# Direction
Copy out each line in the material below that has the word "Elever".

Figure collection entries:
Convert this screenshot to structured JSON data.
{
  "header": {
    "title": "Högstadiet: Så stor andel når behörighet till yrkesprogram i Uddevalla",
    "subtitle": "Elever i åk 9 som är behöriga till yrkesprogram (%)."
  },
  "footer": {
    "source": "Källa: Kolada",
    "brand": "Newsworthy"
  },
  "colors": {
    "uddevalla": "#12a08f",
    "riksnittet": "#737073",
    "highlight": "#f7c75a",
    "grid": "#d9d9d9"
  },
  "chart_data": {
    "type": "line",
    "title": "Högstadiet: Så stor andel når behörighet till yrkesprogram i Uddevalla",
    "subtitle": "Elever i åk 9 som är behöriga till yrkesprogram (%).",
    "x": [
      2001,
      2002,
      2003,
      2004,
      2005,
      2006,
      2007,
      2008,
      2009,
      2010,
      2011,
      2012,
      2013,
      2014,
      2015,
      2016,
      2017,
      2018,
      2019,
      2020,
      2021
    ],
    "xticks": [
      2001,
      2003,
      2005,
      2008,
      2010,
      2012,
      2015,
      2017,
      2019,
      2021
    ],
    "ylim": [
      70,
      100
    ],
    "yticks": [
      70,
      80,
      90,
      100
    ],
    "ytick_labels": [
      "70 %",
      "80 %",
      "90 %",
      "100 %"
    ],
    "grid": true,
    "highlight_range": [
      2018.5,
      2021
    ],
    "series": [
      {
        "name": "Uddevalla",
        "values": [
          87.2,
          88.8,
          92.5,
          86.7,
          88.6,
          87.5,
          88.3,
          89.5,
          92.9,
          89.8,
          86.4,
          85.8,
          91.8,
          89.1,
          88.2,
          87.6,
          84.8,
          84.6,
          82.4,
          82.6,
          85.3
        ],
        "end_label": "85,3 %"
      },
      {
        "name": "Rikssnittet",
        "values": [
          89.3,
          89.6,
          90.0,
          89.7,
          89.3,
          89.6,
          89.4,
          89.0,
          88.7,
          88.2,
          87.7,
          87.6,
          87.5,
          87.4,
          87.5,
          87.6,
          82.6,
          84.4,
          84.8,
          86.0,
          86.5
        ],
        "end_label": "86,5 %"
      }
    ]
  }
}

# Task response
    "subtitle": "Elever i åk 9 som är behöriga till yrkesprogram (%)."
    "subtitle": "Elever i åk 9 som är behöriga till yrkesprogram (%).",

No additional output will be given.